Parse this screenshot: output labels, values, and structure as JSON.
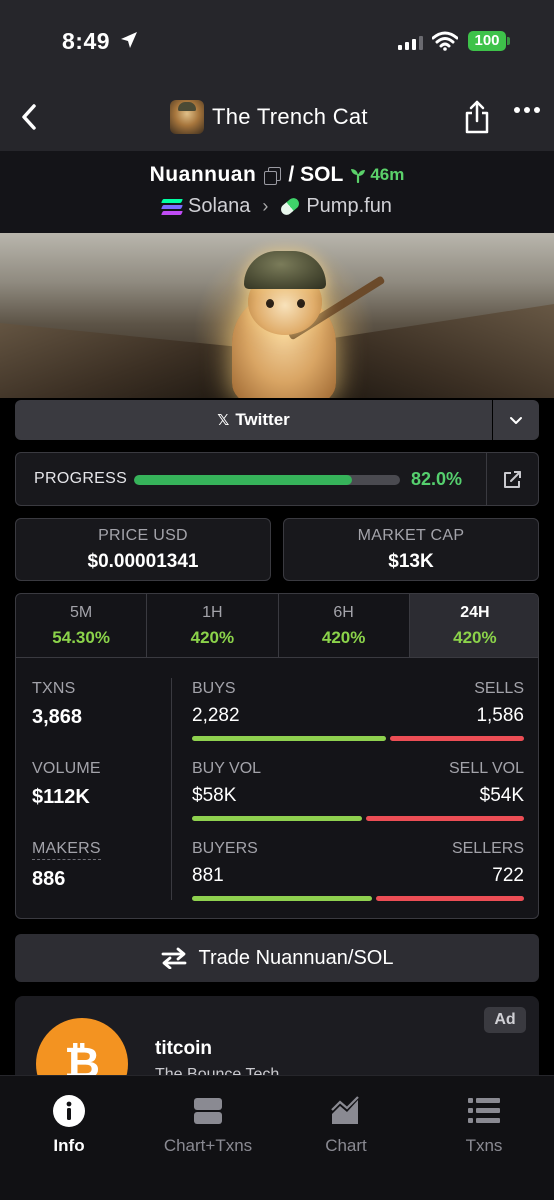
{
  "status": {
    "time": "8:49",
    "battery": "100"
  },
  "nav": {
    "title": "The Trench Cat"
  },
  "token": {
    "base": "Nuannuan",
    "separator": "/",
    "quote": "SOL",
    "age": "46m",
    "chain": "Solana",
    "dex": "Pump.fun"
  },
  "links": {
    "twitter_label": "Twitter"
  },
  "progress": {
    "label": "PROGRESS",
    "value_text": "82.0%",
    "value": 0.82
  },
  "price": {
    "label": "PRICE USD",
    "value": "$0.00001341"
  },
  "market_cap": {
    "label": "MARKET CAP",
    "value": "$13K"
  },
  "timeframes": [
    {
      "label": "5M",
      "change": "54.30%"
    },
    {
      "label": "1H",
      "change": "420%"
    },
    {
      "label": "6H",
      "change": "420%"
    },
    {
      "label": "24H",
      "change": "420%",
      "active": true
    }
  ],
  "stats": {
    "txns": {
      "label": "TXNS",
      "value": "3,868"
    },
    "volume": {
      "label": "VOLUME",
      "value": "$112K"
    },
    "makers": {
      "label": "MAKERS",
      "value": "886"
    },
    "buys": {
      "label": "BUYS",
      "value": "2,282",
      "num": 2282
    },
    "sells": {
      "label": "SELLS",
      "value": "1,586",
      "num": 1586
    },
    "buy_vol": {
      "label": "BUY VOL",
      "value": "$58K",
      "num": 58
    },
    "sell_vol": {
      "label": "SELL VOL",
      "value": "$54K",
      "num": 54
    },
    "buyers": {
      "label": "BUYERS",
      "value": "881",
      "num": 881
    },
    "sellers": {
      "label": "SELLERS",
      "value": "722",
      "num": 722
    }
  },
  "trade": {
    "label": "Trade Nuannuan/SOL"
  },
  "ad": {
    "badge": "Ad",
    "title": "titcoin",
    "subtitle": "The Bounce Tech"
  },
  "tabs": [
    {
      "label": "Info",
      "icon": "info-icon",
      "active": true
    },
    {
      "label": "Chart+Txns",
      "icon": "split-layout-icon"
    },
    {
      "label": "Chart",
      "icon": "area-chart-icon"
    },
    {
      "label": "Txns",
      "icon": "list-icon"
    }
  ],
  "colors": {
    "buy": "#8fd14f",
    "sell": "#ec4e55",
    "positive": "#8bd34a",
    "progress": "#36b35a",
    "ad_logo": "#f39321"
  }
}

**Exercise aim:** Copy each line exactly, and leave the pictures out of your copy.

**Solution to this exercise:**
Parse this screenshot: output labels, values, and structure as JSON.
{
  "status": {
    "time": "8:49",
    "battery": "100"
  },
  "nav": {
    "title": "The Trench Cat"
  },
  "token": {
    "base": "Nuannuan",
    "separator": "/",
    "quote": "SOL",
    "age": "46m",
    "chain": "Solana",
    "dex": "Pump.fun"
  },
  "links": {
    "twitter_label": "Twitter"
  },
  "progress": {
    "label": "PROGRESS",
    "value_text": "82.0%",
    "value": 0.82
  },
  "price": {
    "label": "PRICE USD",
    "value": "$0.00001341"
  },
  "market_cap": {
    "label": "MARKET CAP",
    "value": "$13K"
  },
  "timeframes": [
    {
      "label": "5M",
      "change": "54.30%"
    },
    {
      "label": "1H",
      "change": "420%"
    },
    {
      "label": "6H",
      "change": "420%"
    },
    {
      "label": "24H",
      "change": "420%",
      "active": true
    }
  ],
  "stats": {
    "txns": {
      "label": "TXNS",
      "value": "3,868"
    },
    "volume": {
      "label": "VOLUME",
      "value": "$112K"
    },
    "makers": {
      "label": "MAKERS",
      "value": "886"
    },
    "buys": {
      "label": "BUYS",
      "value": "2,282",
      "num": 2282
    },
    "sells": {
      "label": "SELLS",
      "value": "1,586",
      "num": 1586
    },
    "buy_vol": {
      "label": "BUY VOL",
      "value": "$58K",
      "num": 58
    },
    "sell_vol": {
      "label": "SELL VOL",
      "value": "$54K",
      "num": 54
    },
    "buyers": {
      "label": "BUYERS",
      "value": "881",
      "num": 881
    },
    "sellers": {
      "label": "SELLERS",
      "value": "722",
      "num": 722
    }
  },
  "trade": {
    "label": "Trade Nuannuan/SOL"
  },
  "ad": {
    "badge": "Ad",
    "title": "titcoin",
    "subtitle": "The Bounce Tech"
  },
  "tabs": [
    {
      "label": "Info",
      "icon": "info-icon",
      "active": true
    },
    {
      "label": "Chart+Txns",
      "icon": "split-layout-icon"
    },
    {
      "label": "Chart",
      "icon": "area-chart-icon"
    },
    {
      "label": "Txns",
      "icon": "list-icon"
    }
  ],
  "colors": {
    "buy": "#8fd14f",
    "sell": "#ec4e55",
    "positive": "#8bd34a",
    "progress": "#36b35a",
    "ad_logo": "#f39321"
  }
}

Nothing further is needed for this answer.